- [What is expected] Take every line that has the string "maiareficco" and copy it out.
** Start **
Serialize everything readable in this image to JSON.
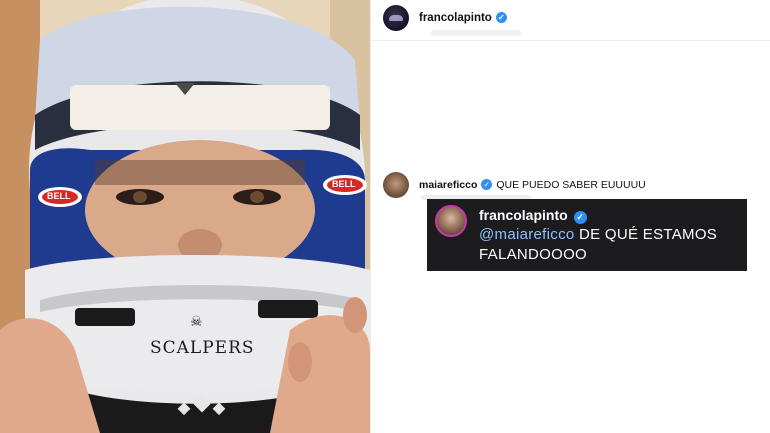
{
  "post": {
    "author_username": "francolapinto",
    "verified_icon": "verified-badge-icon",
    "accent_color": "#2f8ff7"
  },
  "photo": {
    "helmet_brand_label": "SCALPERS",
    "visor_badge_label": "BELL",
    "helmet_icons": [
      "skull-icon",
      "binance-logo-icon"
    ]
  },
  "comment": {
    "username": "maiareficco",
    "text": "QUE PUEDO SABER EUUUUU"
  },
  "reply_card": {
    "username": "francolapinto",
    "mention": "@maiareficco",
    "text": " DE QUÉ ESTAMOS FALANDOOOO",
    "mention_color": "#8ec0ff",
    "background": "#1c1c1e"
  }
}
** End **
- [Solved problem]
    "username": "maiareficco",
    "mention": "@maiareficco",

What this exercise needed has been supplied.